(Raw records)
-=-=-

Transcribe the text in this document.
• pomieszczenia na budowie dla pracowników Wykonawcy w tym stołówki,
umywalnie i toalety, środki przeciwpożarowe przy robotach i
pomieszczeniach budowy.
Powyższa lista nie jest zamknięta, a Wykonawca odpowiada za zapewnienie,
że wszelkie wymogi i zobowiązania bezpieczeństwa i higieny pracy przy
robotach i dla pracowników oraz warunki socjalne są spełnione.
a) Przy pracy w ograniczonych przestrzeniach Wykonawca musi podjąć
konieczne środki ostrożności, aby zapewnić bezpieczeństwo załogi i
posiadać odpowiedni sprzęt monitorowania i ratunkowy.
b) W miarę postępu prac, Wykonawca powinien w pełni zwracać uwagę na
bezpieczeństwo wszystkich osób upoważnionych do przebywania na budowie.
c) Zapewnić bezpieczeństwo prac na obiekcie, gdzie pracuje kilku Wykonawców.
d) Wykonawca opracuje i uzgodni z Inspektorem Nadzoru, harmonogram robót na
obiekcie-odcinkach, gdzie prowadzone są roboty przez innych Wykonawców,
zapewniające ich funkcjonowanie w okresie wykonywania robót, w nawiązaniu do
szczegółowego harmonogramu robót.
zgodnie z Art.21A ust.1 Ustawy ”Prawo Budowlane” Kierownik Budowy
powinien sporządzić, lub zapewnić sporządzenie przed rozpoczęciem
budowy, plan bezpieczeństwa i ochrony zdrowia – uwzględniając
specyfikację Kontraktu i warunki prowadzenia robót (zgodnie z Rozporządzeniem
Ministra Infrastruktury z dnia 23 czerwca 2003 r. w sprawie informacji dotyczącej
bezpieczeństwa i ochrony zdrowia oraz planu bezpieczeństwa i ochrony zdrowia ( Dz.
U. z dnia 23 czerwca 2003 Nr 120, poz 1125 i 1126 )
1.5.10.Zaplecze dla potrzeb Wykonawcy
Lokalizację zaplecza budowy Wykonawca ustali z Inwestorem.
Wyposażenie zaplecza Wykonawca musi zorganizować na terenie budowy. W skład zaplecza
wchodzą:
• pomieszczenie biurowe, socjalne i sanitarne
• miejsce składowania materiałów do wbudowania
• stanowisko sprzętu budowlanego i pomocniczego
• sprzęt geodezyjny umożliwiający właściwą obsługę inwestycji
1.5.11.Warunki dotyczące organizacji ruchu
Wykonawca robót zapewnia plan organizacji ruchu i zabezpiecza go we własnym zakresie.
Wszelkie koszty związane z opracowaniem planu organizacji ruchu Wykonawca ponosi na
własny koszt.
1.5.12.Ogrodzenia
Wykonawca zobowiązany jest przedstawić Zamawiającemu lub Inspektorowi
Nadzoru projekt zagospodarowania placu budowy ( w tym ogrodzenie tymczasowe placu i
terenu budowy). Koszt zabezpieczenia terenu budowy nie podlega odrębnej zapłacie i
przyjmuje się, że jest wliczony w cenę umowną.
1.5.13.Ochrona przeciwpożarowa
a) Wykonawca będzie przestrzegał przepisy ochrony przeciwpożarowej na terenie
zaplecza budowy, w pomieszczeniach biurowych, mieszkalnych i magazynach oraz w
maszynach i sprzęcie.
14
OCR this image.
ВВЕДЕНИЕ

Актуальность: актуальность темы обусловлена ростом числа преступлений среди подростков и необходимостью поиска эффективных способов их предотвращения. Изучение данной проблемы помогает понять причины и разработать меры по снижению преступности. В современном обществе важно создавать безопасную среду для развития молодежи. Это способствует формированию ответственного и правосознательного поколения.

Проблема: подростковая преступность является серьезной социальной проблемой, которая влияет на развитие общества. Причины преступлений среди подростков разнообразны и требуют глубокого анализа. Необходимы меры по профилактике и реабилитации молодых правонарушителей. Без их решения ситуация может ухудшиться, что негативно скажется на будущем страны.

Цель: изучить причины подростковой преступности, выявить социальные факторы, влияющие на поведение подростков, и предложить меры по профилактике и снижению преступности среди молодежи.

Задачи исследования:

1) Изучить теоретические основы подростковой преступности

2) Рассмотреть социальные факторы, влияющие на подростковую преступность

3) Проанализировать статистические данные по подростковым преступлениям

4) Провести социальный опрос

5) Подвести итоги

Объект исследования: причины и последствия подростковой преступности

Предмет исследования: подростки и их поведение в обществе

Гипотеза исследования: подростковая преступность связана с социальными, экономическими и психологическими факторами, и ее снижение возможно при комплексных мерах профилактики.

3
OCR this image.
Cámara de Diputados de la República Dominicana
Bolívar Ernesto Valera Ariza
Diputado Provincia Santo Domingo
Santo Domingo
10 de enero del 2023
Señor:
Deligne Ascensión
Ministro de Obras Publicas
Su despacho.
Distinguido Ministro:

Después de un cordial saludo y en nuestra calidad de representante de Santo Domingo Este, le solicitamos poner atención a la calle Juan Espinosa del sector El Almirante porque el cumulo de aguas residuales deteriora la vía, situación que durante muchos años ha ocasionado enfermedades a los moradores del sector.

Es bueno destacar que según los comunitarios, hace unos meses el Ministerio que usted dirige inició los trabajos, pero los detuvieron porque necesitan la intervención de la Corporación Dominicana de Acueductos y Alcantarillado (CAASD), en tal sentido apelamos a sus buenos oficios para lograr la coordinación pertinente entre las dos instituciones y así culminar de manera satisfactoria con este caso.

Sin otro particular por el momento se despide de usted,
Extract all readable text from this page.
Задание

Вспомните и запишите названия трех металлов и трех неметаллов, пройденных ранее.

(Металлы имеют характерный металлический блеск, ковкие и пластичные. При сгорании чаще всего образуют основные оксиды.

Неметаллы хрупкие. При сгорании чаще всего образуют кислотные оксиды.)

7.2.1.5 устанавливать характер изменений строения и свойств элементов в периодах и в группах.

-=-=-

(What is being asked)
Every entry should be printed again exactly as written.

(Answer for this exercise)
Transcribe the text in this document.
• pomieszczenia na budowie dla pracowników Wykonawcy w tym stołówki,
umywalnie i toalety, środki przeciwpożarowe przy robotach i
pomieszczeniach budowy.
Powyższa lista nie jest zamknięta, a Wykonawca odpowiada za zapewnienie,
że wszelkie wymogi i zobowiązania bezpieczeństwa i higieny pracy przy
robotach i dla pracowników oraz warunki socjalne są spełnione.
a) Przy pracy w ograniczonych przestrzeniach Wykonawca musi podjąć
konieczne środki ostrożności, aby zapewnić bezpieczeństwo załogi i
posiadać odpowiedni sprzęt monitorowania i ratunkowy.
b) W miarę postępu prac, Wykonawca powinien w pełni zwracać uwagę na
bezpieczeństwo wszystkich osób upoważnionych do przebywania na budowie.
c) Zapewnić bezpieczeństwo prac na obiekcie, gdzie pracuje kilku Wykonawców.
d) Wykonawca opracuje i uzgodni z Inspektorem Nadzoru, harmonogram robót na
obiekcie-odcinkach, gdzie prowadzone są roboty przez innych Wykonawców,
zapewniające ich funkcjonowanie w okresie wykonywania robót, w nawiązaniu do
szczegółowego harmonogramu robót.
zgodnie z Art.21A ust.1 Ustawy ”Prawo Budowlane” Kierownik Budowy
powinien sporządzić, lub zapewnić sporządzenie przed rozpoczęciem
budowy, plan bezpieczeństwa i ochrony zdrowia – uwzględniając
specyfikację Kontraktu i warunki prowadzenia robót (zgodnie z Rozporządzeniem
Ministra Infrastruktury z dnia 23 czerwca 2003 r. w sprawie informacji dotyczącej
bezpieczeństwa i ochrony zdrowia oraz planu bezpieczeństwa i ochrony zdrowia ( Dz.
U. z dnia 23 czerwca 2003 Nr 120, poz 1125 i 1126 )
1.5.10.Zaplecze dla potrzeb Wykonawcy
Lokalizację zaplecza budowy Wykonawca ustali z Inwestorem.
Wyposażenie zaplecza Wykonawca musi zorganizować na terenie budowy. W skład zaplecza
wchodzą:
• pomieszczenie biurowe, socjalne i sanitarne
• miejsce składowania materiałów do wbudowania
• stanowisko sprzętu budowlanego i pomocniczego
• sprzęt geodezyjny umożliwiający właściwą obsługę inwestycji
1.5.11.Warunki dotyczące organizacji ruchu
Wykonawca robót zapewnia plan organizacji ruchu i zabezpiecza go we własnym zakresie.
Wszelkie koszty związane z opracowaniem planu organizacji ruchu Wykonawca ponosi na
własny koszt.
1.5.12.Ogrodzenia
Wykonawca zobowiązany jest przedstawić Zamawiającemu lub Inspektorowi
Nadzoru projekt zagospodarowania placu budowy ( w tym ogrodzenie tymczasowe placu i
terenu budowy). Koszt zabezpieczenia terenu budowy nie podlega odrębnej zapłacie i
przyjmuje się, że jest wliczony w cenę umowną.
1.5.13.Ochrona przeciwpożarowa
a) Wykonawca będzie przestrzegał przepisy ochrony przeciwpożarowej na terenie
zaplecza budowy, w pomieszczeniach biurowych, mieszkalnych i magazynach oraz w
maszynach i sprzęcie.
14
OCR this image.
ВВЕДЕНИЕ

Актуальность: актуальность темы обусловлена ростом числа преступлений среди подростков и необходимостью поиска эффективных способов их предотвращения. Изучение данной проблемы помогает понять причины и разработать меры по снижению преступности. В современном обществе важно создавать безопасную среду для развития молодежи. Это способствует формированию ответственного и правосознательного поколения.

Проблема: подростковая преступность является серьезной социальной проблемой, которая влияет на развитие общества. Причины преступлений среди подростков разнообразны и требуют глубокого анализа. Необходимы меры по профилактике и реабилитации молодых правонарушителей. Без их решения ситуация может ухудшиться, что негативно скажется на будущем страны.

Цель: изучить причины подростковой преступности, выявить социальные факторы, влияющие на поведение подростков, и предложить меры по профилактике и снижению преступности среди молодежи.

Задачи исследования:

1) Изучить теоретические основы подростковой преступности

2) Рассмотреть социальные факторы, влияющие на подростковую преступность

3) Проанализировать статистические данные по подростковым преступлениям

4) Провести социальный опрос

5) Подвести итоги

Объект исследования: причины и последствия подростковой преступности

Предмет исследования: подростки и их поведение в обществе

Гипотеза исследования: подростковая преступность связана с социальными, экономическими и психологическими факторами, и ее снижение возможно при комплексных мерах профилактики.

3
OCR this image.
Cámara de Diputados de la República Dominicana
Bolívar Ernesto Valera Ariza
Diputado Provincia Santo Domingo
Santo Domingo
10 de enero del 2023
Señor:
Deligne Ascensión
Ministro de Obras Publicas
Su despacho.
Distinguido Ministro:

Después de un cordial saludo y en nuestra calidad de representante de Santo Domingo Este, le solicitamos poner atención a la calle Juan Espinosa del sector El Almirante porque el cumulo de aguas residuales deteriora la vía, situación que durante muchos años ha ocasionado enfermedades a los moradores del sector.

Es bueno destacar que según los comunitarios, hace unos meses el Ministerio que usted dirige inició los trabajos, pero los detuvieron porque necesitan la intervención de la Corporación Dominicana de Acueductos y Alcantarillado (CAASD), en tal sentido apelamos a sus buenos oficios para lograr la coordinación pertinente entre las dos instituciones y así culminar de manera satisfactoria con este caso.

Sin otro particular por el momento se despide de usted,
Extract all readable text from this page.
Задание

Вспомните и запишите названия трех металлов и трех неметаллов, пройденных ранее.

(Металлы имеют характерный металлический блеск, ковкие и пластичные. При сгорании чаще всего образуют основные оксиды.

Неметаллы хрупкие. При сгорании чаще всего образуют кислотные оксиды.)

7.2.1.5 устанавливать характер изменений строения и свойств элементов в периодах и в группах.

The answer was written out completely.